___ Source records ___

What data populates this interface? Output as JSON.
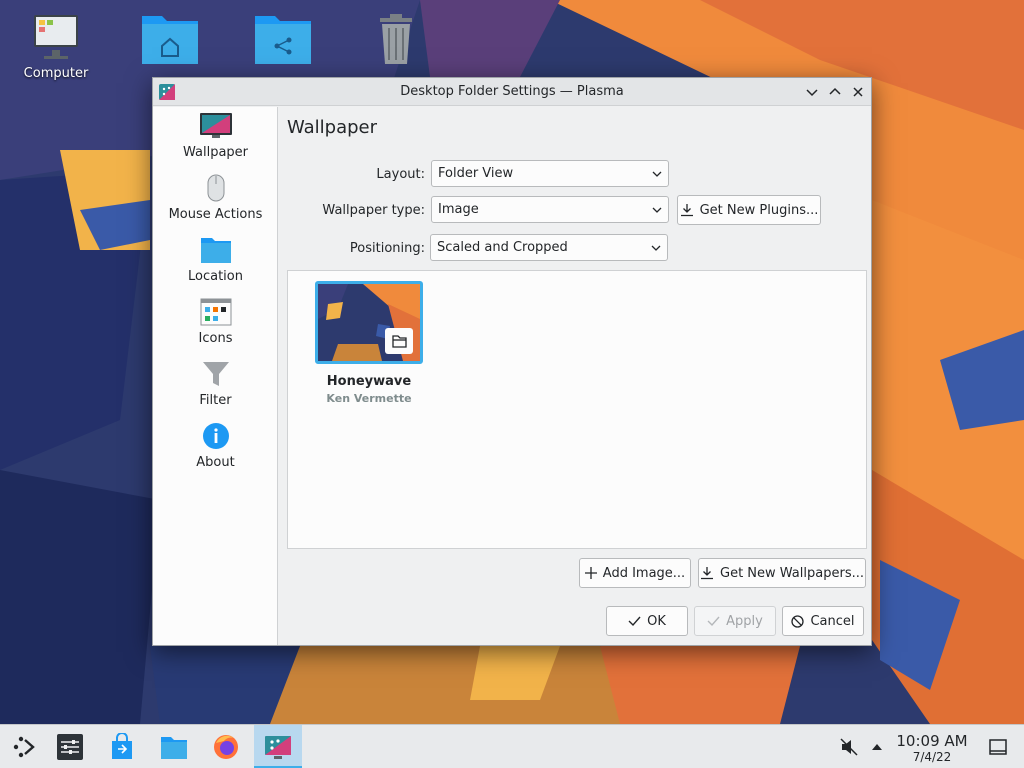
{
  "desktop": {
    "icons": [
      {
        "label": "Computer",
        "icon": "computer-icon"
      },
      {
        "label": "",
        "icon": "home-folder-icon"
      },
      {
        "label": "",
        "icon": "network-folder-icon"
      },
      {
        "label": "",
        "icon": "trash-icon"
      }
    ]
  },
  "dialog": {
    "title": "Desktop Folder Settings — Plasma",
    "sidebar": [
      {
        "label": "Wallpaper",
        "icon": "monitor-icon",
        "selected": true
      },
      {
        "label": "Mouse Actions",
        "icon": "mouse-icon"
      },
      {
        "label": "Location",
        "icon": "folder-icon"
      },
      {
        "label": "Icons",
        "icon": "icons-grid-icon"
      },
      {
        "label": "Filter",
        "icon": "filter-funnel-icon"
      },
      {
        "label": "About",
        "icon": "info-icon"
      }
    ],
    "page_title": "Wallpaper",
    "layout": {
      "label": "Layout:",
      "value": "Folder View"
    },
    "wallpaper_type": {
      "label": "Wallpaper type:",
      "value": "Image"
    },
    "get_plugins_label": "Get New Plugins...",
    "positioning": {
      "label": "Positioning:",
      "value": "Scaled and Cropped"
    },
    "wallpapers": [
      {
        "name": "Honeywave",
        "author": "Ken Vermette"
      }
    ],
    "add_image_label": "Add Image...",
    "get_wallpapers_label": "Get New Wallpapers...",
    "ok_label": "OK",
    "apply_label": "Apply",
    "cancel_label": "Cancel"
  },
  "taskbar": {
    "time": "10:09 AM",
    "date": "7/4/22",
    "apps": [
      "application-launcher-icon",
      "system-settings-icon",
      "discover-icon",
      "dolphin-icon",
      "firefox-icon",
      "desktop-settings-icon"
    ]
  },
  "colors": {
    "accent": "#3daee9",
    "window_bg": "#eff0f1",
    "sidebar_bg": "#fcfcfc"
  }
}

___

What this task involves —
Restate the data above word for word. Do not include the images.

Task answer —
What data populates this interface? Output as JSON.
{
  "desktop": {
    "icons": [
      {
        "label": "Computer",
        "icon": "computer-icon"
      },
      {
        "label": "",
        "icon": "home-folder-icon"
      },
      {
        "label": "",
        "icon": "network-folder-icon"
      },
      {
        "label": "",
        "icon": "trash-icon"
      }
    ]
  },
  "dialog": {
    "title": "Desktop Folder Settings — Plasma",
    "sidebar": [
      {
        "label": "Wallpaper",
        "icon": "monitor-icon",
        "selected": true
      },
      {
        "label": "Mouse Actions",
        "icon": "mouse-icon"
      },
      {
        "label": "Location",
        "icon": "folder-icon"
      },
      {
        "label": "Icons",
        "icon": "icons-grid-icon"
      },
      {
        "label": "Filter",
        "icon": "filter-funnel-icon"
      },
      {
        "label": "About",
        "icon": "info-icon"
      }
    ],
    "page_title": "Wallpaper",
    "layout": {
      "label": "Layout:",
      "value": "Folder View"
    },
    "wallpaper_type": {
      "label": "Wallpaper type:",
      "value": "Image"
    },
    "get_plugins_label": "Get New Plugins...",
    "positioning": {
      "label": "Positioning:",
      "value": "Scaled and Cropped"
    },
    "wallpapers": [
      {
        "name": "Honeywave",
        "author": "Ken Vermette"
      }
    ],
    "add_image_label": "Add Image...",
    "get_wallpapers_label": "Get New Wallpapers...",
    "ok_label": "OK",
    "apply_label": "Apply",
    "cancel_label": "Cancel"
  },
  "taskbar": {
    "time": "10:09 AM",
    "date": "7/4/22",
    "apps": [
      "application-launcher-icon",
      "system-settings-icon",
      "discover-icon",
      "dolphin-icon",
      "firefox-icon",
      "desktop-settings-icon"
    ]
  },
  "colors": {
    "accent": "#3daee9",
    "window_bg": "#eff0f1",
    "sidebar_bg": "#fcfcfc"
  }
}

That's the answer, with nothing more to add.